◆ TASK INSTRUCTIONS:
Copy every line with the string "方向相反" in it.

◆ SUPPLIED DATA:
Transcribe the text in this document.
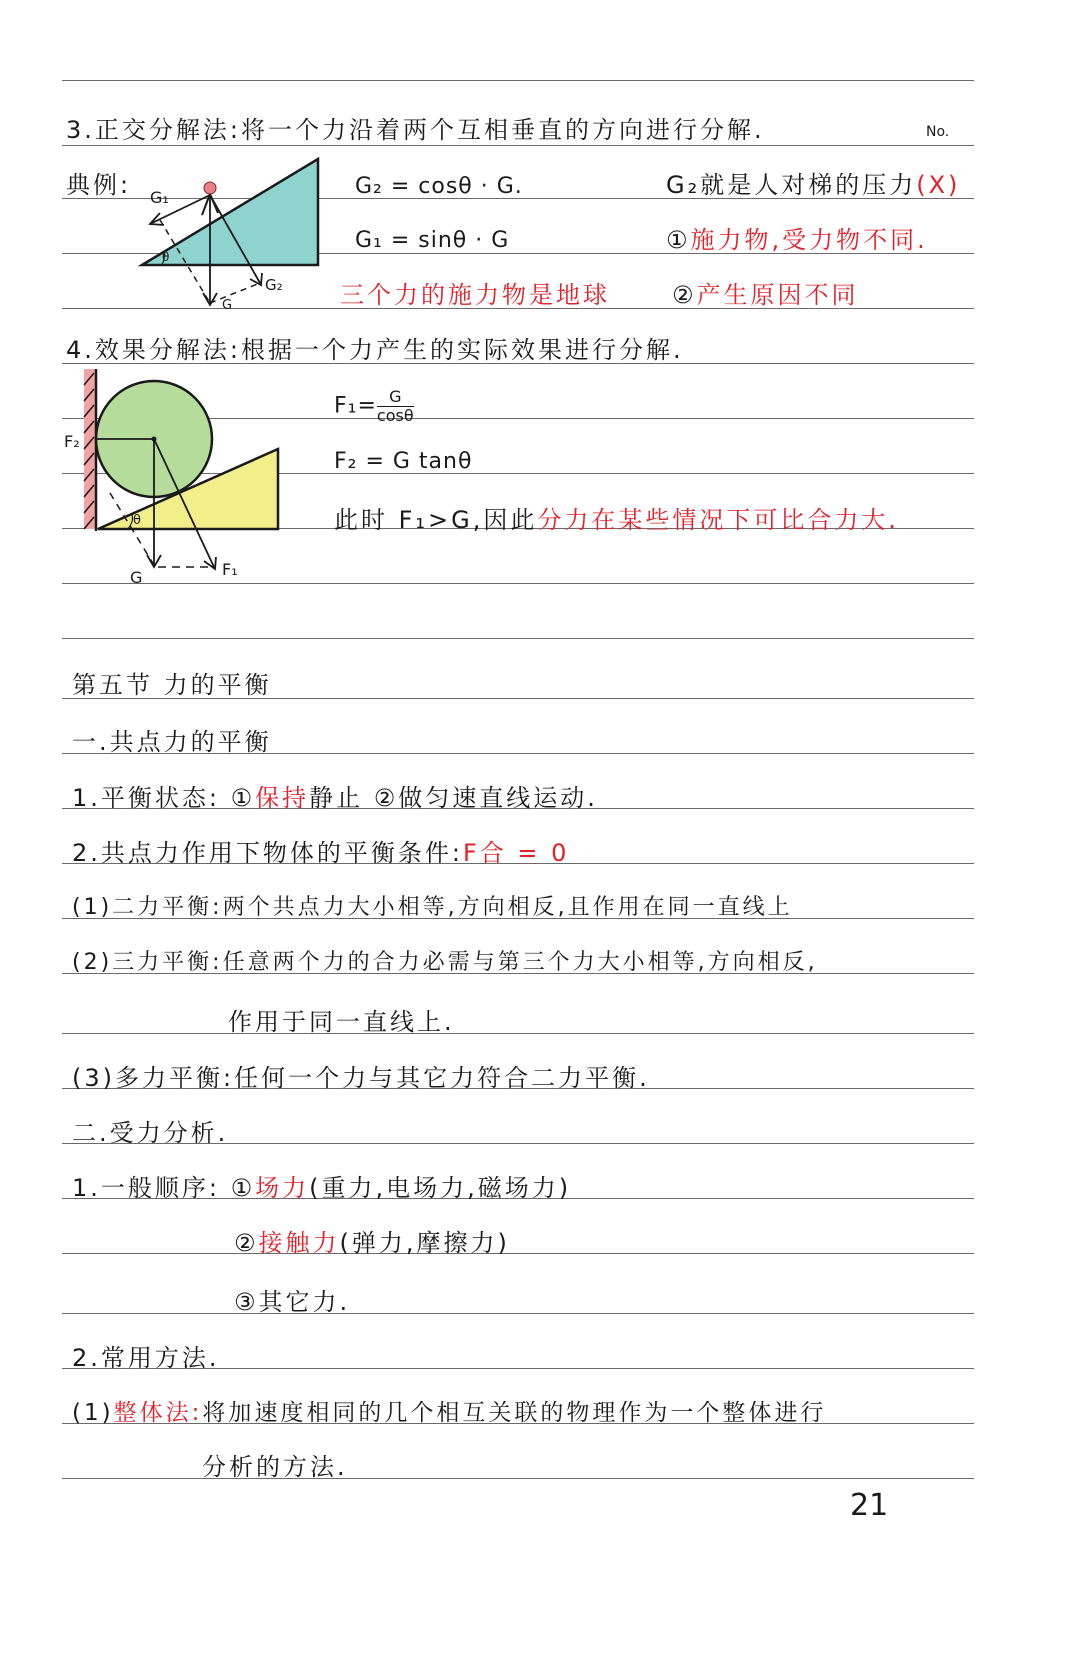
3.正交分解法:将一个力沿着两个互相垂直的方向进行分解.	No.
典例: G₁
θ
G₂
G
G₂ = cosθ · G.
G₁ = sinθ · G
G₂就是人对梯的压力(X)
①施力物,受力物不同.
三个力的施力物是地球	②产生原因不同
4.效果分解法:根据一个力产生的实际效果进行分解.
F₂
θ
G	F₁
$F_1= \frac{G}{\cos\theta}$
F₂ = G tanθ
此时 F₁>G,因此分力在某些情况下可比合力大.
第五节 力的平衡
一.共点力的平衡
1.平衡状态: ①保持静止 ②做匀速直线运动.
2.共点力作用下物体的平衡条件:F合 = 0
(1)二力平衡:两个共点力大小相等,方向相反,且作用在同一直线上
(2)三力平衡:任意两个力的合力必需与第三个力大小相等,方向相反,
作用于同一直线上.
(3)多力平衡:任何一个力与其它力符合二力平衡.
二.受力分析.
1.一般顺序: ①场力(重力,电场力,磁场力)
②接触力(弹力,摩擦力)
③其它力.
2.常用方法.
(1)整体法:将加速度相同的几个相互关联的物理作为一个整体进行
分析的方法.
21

...

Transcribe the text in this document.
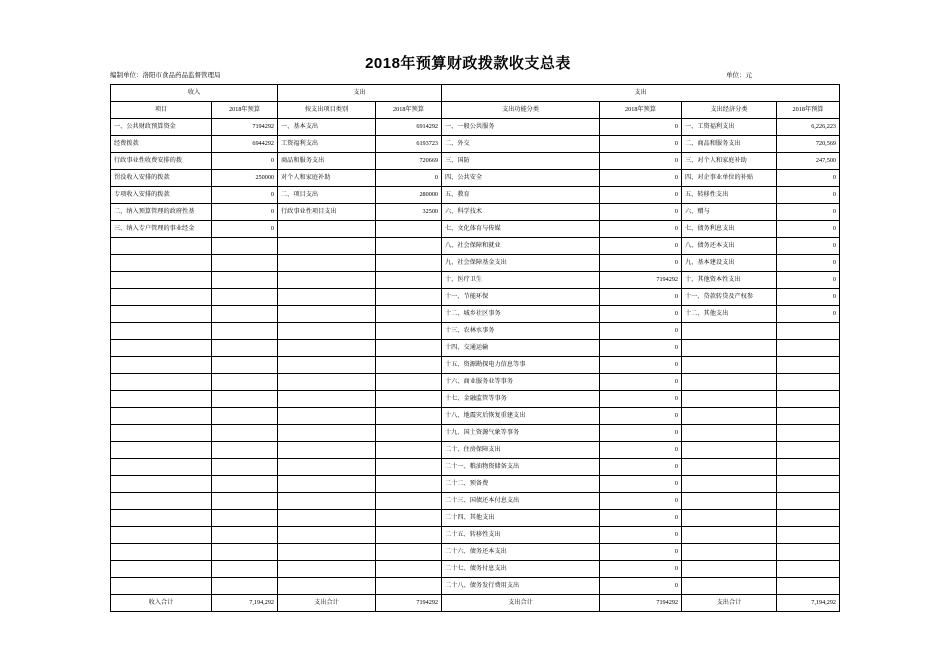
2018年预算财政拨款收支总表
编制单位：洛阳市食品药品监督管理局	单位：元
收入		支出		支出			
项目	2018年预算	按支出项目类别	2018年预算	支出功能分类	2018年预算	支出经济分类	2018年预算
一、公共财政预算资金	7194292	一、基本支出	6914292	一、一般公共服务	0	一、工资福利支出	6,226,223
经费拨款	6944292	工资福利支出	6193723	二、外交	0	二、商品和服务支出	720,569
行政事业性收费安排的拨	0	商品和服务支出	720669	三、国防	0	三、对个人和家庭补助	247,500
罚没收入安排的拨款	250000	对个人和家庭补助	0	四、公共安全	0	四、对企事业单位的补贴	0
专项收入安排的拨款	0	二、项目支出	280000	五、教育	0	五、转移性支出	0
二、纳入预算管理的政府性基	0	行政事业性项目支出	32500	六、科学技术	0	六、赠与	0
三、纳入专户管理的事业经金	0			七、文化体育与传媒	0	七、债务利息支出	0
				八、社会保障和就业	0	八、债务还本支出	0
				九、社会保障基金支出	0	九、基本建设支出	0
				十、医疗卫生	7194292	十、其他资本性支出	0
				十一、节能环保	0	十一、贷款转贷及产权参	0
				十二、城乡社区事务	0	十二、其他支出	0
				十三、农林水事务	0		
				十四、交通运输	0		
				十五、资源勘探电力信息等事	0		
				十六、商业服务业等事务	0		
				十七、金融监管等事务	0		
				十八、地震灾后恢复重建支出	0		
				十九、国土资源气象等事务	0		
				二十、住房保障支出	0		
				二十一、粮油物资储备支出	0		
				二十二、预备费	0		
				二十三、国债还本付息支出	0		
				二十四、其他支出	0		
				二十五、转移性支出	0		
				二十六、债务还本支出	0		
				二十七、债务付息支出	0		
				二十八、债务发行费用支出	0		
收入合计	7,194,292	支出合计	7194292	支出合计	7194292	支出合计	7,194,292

◆ RESPONSE BELOW:
(1)二力平衡:两个共点力大小相等,方向相反,且作用在同一直线上
(2)三力平衡:任意两个力的合力必需与第三个力大小相等,方向相反,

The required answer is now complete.